→ **DIRECTIONS**
Below are some records. Say how many of their lines contain the string "Take", and give nothing but the number.

----- PROVIDED DATA

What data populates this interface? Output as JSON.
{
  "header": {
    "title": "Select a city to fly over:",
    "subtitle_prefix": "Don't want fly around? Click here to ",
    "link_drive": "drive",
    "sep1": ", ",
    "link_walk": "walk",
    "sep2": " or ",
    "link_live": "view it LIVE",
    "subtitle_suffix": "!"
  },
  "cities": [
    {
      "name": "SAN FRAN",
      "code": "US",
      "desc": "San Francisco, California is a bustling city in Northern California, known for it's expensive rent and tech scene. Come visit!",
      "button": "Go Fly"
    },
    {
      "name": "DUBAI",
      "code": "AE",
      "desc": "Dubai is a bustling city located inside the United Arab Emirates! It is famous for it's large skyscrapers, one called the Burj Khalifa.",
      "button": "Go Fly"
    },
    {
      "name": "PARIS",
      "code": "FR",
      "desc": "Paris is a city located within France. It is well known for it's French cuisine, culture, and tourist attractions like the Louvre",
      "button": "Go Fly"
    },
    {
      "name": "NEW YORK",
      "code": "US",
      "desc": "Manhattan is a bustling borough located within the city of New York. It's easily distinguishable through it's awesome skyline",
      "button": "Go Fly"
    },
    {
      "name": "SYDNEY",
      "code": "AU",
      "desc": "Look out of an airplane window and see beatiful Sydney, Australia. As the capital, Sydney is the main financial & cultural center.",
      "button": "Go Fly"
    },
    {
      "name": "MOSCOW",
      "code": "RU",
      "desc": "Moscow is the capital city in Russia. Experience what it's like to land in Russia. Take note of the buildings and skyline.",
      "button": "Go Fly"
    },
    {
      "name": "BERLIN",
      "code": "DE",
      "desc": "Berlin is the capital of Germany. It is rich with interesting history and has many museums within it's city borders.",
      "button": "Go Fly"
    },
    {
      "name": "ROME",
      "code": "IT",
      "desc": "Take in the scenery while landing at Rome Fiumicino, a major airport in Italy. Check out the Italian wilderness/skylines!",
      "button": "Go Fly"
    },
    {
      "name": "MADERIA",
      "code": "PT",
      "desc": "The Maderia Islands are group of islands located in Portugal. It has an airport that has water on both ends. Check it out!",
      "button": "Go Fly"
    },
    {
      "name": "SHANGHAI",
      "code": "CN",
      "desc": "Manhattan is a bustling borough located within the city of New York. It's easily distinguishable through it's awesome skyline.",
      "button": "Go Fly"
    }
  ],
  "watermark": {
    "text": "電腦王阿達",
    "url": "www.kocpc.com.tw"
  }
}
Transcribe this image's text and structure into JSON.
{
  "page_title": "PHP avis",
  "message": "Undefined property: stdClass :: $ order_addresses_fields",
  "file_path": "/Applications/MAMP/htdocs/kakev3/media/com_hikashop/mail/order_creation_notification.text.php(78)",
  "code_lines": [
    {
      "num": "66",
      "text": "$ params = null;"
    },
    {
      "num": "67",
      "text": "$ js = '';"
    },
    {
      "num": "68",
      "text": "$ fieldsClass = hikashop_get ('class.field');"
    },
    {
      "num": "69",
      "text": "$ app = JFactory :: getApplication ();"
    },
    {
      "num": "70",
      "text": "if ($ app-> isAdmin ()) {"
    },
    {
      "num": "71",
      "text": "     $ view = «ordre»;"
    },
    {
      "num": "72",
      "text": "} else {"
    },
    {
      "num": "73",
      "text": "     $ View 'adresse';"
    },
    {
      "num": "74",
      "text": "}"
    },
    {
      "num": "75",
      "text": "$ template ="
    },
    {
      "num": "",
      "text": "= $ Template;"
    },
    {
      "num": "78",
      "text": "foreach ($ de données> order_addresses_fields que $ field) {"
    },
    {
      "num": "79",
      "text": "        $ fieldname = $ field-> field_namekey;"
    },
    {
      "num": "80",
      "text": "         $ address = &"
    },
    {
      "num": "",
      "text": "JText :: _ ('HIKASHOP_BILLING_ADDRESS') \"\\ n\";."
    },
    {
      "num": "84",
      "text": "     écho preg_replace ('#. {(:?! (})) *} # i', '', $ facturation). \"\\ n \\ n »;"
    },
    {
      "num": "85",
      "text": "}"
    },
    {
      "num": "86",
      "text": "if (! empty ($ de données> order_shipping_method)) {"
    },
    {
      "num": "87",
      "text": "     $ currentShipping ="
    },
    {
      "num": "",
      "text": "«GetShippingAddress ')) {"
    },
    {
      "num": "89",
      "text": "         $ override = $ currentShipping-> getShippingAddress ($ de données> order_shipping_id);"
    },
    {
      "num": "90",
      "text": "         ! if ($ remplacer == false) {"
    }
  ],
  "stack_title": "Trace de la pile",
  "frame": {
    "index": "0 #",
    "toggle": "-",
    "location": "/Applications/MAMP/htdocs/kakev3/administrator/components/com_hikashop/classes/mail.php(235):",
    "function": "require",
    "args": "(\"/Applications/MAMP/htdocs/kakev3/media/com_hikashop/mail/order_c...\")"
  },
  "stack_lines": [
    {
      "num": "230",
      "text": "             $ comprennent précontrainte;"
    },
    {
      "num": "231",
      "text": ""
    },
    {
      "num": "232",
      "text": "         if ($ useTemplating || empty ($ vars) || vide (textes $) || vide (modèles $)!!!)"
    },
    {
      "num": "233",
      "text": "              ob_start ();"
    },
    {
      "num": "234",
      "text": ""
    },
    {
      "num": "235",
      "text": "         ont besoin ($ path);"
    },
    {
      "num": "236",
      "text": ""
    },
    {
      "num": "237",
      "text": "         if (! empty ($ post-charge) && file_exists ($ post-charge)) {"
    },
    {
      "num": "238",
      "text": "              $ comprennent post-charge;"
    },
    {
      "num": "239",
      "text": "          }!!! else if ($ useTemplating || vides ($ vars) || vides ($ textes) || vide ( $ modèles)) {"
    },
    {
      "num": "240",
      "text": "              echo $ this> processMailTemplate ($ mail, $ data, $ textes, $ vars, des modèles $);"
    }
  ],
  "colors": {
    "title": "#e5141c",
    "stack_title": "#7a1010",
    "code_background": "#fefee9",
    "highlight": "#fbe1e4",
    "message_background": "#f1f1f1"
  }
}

----------

→ **ANSWER TO THE TASK**
2